Description of the task: Reproduce word for word the portion of the forum discussion below on a father's work schedule and time with his son, starting with "I really hope" and going on through "with my son.".

Text shown:
Would it be out of the question for you to take your son into work on Saturday with you and you come home normal time on Friday?

I know you are doing the right thing by calling her with your switch in plans with plenty of notice, but time and time again she sees it differently as in that you are a bad father. We all know that you are not a bad father, and that your ex is being unreasonable.

You know that calling her with a change in plans like this gets her panties in a bunch, so you will need to find ways to change your plans without having to change your normal pick-up time.

You do want hair and a normal blood pressure, right.
 

glen

Lifer
Apr 28, 2000
15,995
1
81
What is more important, your job or your son?
Tell your boss which is more important.
 

slag

Lifer
Dec 14, 2000
10,473
81
101
Hmm, how to respond.

The "stab her" comment is tasteless and wrong. It has no place being here, even if you are just kidding. You dont make jokes about raping people and you dont make jokes about killing people. Its just plain wrong.

I agree wholeheartedly with what others have said regarding prioritizing your child and your job. You need to take time out to examine what really means the most to you. If its your job, then let the mom, as bad as she may seem, take the child 100%.

I really hope this isnt the case.

If you child does come ahead of your job-and thats the way it should be imho-then you should do whatever it takes to be with him when you say you will be with him and not make excuses why you cant make it. Unless you are on your deathbed in the hospital or in a plane wreck in zimbabwe, there is no excuse to shirk being with your son

I love my son and nothing comes between him and I. I'd quit my job in a second if they asked me to work late repeatedly or made me work much more than the 40 hour week as it is. I am in the IT/telecommunications field and have a pretty damn good job, but I would drop it in a second if the workload or work ethic changed around here and made me spend less time with my son.

Information provided:
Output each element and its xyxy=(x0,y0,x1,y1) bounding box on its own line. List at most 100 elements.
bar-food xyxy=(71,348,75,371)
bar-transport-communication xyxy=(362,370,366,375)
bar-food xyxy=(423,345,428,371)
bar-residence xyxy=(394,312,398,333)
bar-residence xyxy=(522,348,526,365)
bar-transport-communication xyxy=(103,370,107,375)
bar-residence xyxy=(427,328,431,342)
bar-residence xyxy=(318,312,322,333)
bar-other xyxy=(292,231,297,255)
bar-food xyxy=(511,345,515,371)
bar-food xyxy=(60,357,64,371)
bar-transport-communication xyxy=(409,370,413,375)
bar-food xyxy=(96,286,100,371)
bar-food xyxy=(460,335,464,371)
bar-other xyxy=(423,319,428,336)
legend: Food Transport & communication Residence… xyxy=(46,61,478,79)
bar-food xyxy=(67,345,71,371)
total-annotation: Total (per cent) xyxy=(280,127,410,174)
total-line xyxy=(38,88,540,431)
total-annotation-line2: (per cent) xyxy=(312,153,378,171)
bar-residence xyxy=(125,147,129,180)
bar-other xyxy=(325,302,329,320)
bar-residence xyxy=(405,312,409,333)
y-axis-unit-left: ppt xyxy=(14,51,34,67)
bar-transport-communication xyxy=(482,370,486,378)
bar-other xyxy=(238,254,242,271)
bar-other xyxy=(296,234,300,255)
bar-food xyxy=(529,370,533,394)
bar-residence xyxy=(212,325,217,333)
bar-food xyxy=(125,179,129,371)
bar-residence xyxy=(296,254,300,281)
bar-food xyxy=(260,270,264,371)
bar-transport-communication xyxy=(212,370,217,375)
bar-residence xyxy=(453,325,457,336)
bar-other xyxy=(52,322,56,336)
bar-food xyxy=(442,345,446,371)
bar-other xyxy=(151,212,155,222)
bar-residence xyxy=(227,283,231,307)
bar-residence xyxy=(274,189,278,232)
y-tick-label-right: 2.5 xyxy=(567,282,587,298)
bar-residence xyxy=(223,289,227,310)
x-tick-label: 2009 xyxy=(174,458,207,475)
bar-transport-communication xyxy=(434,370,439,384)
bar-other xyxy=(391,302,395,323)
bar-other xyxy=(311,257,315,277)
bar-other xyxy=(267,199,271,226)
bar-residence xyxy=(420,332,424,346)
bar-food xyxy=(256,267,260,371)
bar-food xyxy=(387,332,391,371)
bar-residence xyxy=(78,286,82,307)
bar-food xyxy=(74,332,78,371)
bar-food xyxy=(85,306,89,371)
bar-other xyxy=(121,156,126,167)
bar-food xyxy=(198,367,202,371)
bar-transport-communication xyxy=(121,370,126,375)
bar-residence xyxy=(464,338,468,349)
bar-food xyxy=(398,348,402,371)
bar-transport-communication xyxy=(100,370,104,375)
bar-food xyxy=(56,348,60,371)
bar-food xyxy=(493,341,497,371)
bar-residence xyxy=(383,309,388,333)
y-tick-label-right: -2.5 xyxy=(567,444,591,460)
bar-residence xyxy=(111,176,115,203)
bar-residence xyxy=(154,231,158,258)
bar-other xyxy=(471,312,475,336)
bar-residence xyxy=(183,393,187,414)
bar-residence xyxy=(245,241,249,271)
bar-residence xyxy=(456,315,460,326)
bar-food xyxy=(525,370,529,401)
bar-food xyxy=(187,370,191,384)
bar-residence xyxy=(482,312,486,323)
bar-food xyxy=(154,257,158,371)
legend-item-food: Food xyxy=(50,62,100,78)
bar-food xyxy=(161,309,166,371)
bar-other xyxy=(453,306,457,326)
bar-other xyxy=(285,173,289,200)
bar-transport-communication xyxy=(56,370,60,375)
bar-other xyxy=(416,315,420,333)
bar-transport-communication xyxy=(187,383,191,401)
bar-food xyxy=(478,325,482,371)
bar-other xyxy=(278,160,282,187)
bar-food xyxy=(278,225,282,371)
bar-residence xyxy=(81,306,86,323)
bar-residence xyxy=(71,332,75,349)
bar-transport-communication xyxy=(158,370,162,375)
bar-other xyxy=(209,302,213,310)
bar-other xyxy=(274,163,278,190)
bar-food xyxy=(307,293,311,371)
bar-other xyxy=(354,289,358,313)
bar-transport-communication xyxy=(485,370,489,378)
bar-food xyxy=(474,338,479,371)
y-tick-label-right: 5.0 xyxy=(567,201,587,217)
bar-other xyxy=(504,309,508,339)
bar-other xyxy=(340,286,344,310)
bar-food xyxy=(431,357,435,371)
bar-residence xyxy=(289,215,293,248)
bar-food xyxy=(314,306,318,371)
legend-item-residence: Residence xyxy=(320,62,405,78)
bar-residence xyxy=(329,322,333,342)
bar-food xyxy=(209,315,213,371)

Answer to the exercise:
I really hope this isnt the case.

If you child does come ahead of your job-and thats the way it should be imho-then you should do whatever it takes to be with him when you say you will be with him and not make excuses why you cant make it. Unless you are on your deathbed in the hospital or in a plane wreck in zimbabwe, there is no excuse to shirk being with your son

I love my son and nothing comes between him and I. I'd quit my job in a second if they asked me to work late repeatedly or made me work much more than the 40 hour week as it is. I am in the IT/telecommunications field and have a pretty damn good job, but I would drop it in a second if the workload or work ethic changed around here and made me spend less time with my son.